**DO THIS**
Work out how many lines of the material below mention the word "ylabel"; reply with the number only.
━━━━━━
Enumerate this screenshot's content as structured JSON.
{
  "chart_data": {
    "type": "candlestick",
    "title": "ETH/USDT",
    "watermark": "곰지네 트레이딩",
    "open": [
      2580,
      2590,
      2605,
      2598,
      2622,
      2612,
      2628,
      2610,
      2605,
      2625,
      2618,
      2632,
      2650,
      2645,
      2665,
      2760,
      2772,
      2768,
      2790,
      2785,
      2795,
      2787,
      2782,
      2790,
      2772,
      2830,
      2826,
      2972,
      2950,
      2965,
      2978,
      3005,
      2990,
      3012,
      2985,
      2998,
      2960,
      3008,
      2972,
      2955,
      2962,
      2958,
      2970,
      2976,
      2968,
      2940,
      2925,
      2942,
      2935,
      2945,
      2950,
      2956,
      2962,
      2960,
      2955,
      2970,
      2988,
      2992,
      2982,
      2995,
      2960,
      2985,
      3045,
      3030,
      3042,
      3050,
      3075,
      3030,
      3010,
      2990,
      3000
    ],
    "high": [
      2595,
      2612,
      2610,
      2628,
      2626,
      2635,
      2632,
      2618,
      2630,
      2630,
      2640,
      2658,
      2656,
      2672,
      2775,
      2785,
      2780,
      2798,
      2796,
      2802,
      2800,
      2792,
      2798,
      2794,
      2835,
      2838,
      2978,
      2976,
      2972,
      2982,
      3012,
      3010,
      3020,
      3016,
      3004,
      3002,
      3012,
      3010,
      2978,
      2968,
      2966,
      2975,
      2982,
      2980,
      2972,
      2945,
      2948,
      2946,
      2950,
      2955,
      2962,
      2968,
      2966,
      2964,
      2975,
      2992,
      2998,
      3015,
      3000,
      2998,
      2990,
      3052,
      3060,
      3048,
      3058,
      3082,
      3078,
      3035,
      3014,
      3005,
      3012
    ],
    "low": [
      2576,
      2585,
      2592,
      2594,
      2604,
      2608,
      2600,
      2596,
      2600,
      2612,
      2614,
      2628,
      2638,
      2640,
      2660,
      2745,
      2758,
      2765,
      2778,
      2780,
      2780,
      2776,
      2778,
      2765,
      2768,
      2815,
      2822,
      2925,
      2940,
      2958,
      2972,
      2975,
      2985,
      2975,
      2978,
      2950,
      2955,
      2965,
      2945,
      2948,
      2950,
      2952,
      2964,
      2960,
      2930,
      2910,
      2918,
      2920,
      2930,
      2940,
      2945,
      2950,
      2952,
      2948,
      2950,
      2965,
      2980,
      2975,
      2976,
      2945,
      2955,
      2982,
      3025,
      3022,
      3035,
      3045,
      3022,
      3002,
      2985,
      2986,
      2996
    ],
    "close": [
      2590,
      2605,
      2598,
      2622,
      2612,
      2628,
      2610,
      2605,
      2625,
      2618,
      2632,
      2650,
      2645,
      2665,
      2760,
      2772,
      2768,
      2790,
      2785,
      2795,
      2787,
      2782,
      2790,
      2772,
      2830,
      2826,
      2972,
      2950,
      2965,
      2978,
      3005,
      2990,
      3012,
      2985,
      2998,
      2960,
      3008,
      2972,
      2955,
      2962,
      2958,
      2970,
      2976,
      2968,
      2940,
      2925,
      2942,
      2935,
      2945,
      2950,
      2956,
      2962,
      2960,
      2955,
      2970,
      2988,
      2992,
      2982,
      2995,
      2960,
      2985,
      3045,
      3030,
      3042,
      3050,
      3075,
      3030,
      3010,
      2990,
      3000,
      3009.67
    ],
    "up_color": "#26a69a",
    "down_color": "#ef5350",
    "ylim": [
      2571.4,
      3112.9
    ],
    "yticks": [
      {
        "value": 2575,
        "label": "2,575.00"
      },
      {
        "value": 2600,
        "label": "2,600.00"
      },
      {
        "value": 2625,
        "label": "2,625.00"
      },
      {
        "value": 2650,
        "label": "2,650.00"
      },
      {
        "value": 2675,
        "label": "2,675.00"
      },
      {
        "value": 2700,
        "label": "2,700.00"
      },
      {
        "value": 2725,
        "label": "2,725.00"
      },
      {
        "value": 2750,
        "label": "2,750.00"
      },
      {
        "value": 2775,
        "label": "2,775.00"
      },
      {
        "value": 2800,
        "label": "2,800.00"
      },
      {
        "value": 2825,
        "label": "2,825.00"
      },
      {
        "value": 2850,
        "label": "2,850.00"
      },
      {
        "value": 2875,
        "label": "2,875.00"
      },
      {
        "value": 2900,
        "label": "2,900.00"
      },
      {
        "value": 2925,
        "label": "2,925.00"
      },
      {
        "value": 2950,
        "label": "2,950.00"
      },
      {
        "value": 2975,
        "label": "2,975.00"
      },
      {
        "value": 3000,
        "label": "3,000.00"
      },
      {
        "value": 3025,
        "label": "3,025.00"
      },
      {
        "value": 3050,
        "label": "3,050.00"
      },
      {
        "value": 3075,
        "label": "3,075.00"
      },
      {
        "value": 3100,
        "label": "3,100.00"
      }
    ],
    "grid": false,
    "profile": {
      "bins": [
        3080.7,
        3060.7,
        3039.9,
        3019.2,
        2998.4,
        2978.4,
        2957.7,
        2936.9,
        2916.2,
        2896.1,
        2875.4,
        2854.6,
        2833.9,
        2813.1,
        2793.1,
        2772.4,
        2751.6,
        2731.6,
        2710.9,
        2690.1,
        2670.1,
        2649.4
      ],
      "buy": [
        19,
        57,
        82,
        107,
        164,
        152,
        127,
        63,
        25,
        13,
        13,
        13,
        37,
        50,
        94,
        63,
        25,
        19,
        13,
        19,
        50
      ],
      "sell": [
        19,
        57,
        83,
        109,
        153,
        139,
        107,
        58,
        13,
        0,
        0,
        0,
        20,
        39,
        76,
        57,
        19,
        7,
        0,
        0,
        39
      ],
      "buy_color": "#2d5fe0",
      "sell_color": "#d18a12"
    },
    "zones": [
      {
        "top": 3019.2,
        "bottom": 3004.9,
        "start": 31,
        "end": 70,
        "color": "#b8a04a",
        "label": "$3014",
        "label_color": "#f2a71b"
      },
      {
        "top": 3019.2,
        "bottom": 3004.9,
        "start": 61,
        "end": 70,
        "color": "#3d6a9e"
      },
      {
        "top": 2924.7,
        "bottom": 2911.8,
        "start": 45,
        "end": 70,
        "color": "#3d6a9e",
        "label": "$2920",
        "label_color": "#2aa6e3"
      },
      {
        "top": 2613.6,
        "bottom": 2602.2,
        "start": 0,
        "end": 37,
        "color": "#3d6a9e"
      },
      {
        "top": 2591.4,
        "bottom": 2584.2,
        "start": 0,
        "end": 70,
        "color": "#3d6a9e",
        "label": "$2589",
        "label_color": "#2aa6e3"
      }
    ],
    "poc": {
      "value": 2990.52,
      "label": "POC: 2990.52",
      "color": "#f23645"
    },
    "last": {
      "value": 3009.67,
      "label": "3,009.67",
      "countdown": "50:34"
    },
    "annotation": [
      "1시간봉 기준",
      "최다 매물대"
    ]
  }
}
━━━━━━
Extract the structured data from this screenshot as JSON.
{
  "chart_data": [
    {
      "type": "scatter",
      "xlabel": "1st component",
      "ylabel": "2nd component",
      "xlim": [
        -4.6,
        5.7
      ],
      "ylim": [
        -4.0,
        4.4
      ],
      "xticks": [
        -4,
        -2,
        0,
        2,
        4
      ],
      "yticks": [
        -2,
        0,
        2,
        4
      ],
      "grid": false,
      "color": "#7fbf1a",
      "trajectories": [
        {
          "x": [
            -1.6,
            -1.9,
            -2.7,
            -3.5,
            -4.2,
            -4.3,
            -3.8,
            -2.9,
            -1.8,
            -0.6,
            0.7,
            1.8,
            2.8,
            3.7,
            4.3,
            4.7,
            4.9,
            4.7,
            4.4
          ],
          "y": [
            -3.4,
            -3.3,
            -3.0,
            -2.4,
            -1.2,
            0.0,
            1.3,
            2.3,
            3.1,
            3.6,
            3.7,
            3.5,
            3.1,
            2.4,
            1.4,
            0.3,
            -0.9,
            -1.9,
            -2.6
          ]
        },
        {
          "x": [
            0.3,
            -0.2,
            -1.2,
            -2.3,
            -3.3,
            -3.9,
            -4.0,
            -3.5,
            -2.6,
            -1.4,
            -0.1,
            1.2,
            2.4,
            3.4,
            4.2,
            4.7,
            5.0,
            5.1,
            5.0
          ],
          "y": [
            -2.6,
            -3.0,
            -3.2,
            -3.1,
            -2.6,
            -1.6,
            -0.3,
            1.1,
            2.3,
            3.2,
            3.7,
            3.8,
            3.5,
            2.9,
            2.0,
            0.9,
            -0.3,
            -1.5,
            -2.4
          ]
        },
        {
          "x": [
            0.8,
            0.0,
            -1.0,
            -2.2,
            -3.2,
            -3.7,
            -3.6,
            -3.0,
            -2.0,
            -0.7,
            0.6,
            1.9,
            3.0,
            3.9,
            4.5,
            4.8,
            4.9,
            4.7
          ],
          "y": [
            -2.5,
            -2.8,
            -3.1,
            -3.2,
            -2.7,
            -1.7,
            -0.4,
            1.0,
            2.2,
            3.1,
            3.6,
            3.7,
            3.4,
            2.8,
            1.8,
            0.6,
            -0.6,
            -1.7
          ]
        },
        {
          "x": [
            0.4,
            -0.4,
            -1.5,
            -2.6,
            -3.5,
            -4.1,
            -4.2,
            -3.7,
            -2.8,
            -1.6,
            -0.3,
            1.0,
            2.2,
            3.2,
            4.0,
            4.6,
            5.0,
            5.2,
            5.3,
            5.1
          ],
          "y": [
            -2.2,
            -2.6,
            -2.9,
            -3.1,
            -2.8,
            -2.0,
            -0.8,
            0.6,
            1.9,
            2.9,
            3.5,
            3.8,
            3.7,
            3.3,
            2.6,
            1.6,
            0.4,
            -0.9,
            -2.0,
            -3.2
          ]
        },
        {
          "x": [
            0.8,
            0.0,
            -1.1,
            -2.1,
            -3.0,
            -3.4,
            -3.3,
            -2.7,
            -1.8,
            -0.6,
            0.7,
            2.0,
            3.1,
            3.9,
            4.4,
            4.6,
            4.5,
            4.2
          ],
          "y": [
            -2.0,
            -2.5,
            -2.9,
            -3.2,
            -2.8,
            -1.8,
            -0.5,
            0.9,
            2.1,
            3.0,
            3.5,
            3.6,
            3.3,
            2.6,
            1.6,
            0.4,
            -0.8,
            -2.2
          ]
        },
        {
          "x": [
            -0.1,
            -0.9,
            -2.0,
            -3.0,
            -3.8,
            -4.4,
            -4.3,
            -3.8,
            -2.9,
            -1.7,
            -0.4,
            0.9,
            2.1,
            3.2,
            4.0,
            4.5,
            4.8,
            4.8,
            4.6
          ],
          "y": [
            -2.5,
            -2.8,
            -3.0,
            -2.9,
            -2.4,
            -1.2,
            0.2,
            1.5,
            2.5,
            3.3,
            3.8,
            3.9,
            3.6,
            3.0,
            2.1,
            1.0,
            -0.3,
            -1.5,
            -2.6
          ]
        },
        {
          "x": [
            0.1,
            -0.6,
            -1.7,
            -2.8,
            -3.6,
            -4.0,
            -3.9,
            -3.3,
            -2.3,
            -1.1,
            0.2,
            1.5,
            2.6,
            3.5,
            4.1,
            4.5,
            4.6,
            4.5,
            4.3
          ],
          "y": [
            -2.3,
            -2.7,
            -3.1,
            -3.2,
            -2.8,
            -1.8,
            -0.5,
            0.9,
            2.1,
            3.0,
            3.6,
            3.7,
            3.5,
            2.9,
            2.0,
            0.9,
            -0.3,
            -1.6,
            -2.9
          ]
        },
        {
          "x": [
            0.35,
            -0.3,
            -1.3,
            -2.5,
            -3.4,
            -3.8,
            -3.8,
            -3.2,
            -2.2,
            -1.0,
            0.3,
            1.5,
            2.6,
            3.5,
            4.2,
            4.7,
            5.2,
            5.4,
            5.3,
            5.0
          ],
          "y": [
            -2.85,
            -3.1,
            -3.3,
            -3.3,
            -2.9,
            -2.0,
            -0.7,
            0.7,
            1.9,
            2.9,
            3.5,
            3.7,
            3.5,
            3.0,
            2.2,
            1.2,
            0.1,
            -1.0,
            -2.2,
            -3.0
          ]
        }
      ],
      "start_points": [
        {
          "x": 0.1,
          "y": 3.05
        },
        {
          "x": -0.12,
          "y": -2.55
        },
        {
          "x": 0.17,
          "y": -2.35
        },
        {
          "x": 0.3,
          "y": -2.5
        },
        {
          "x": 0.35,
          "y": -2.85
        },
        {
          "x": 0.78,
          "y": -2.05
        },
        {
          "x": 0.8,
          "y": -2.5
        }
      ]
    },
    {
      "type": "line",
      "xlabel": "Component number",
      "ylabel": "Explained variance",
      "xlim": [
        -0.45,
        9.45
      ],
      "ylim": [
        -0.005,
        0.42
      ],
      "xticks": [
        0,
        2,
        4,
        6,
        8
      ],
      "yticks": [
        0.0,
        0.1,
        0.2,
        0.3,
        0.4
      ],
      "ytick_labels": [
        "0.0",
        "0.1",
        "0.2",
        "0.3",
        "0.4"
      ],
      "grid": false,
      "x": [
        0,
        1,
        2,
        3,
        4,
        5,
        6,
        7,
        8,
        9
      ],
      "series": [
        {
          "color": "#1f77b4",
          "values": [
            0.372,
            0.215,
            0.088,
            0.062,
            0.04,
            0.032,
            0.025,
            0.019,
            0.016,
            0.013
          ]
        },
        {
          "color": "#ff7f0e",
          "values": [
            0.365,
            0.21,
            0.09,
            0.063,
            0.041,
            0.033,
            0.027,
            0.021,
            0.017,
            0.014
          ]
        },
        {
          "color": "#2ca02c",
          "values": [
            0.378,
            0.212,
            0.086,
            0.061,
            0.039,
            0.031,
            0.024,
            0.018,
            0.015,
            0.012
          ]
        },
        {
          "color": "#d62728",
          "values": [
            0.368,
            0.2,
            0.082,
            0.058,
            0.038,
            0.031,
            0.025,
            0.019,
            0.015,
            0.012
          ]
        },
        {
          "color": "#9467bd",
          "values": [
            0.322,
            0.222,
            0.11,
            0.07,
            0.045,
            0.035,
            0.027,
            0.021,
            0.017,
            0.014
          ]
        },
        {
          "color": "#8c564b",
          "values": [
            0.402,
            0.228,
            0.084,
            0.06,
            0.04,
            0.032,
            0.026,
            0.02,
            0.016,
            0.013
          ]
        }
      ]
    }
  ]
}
━━━━━━
**REPLY TO THE TASK**
2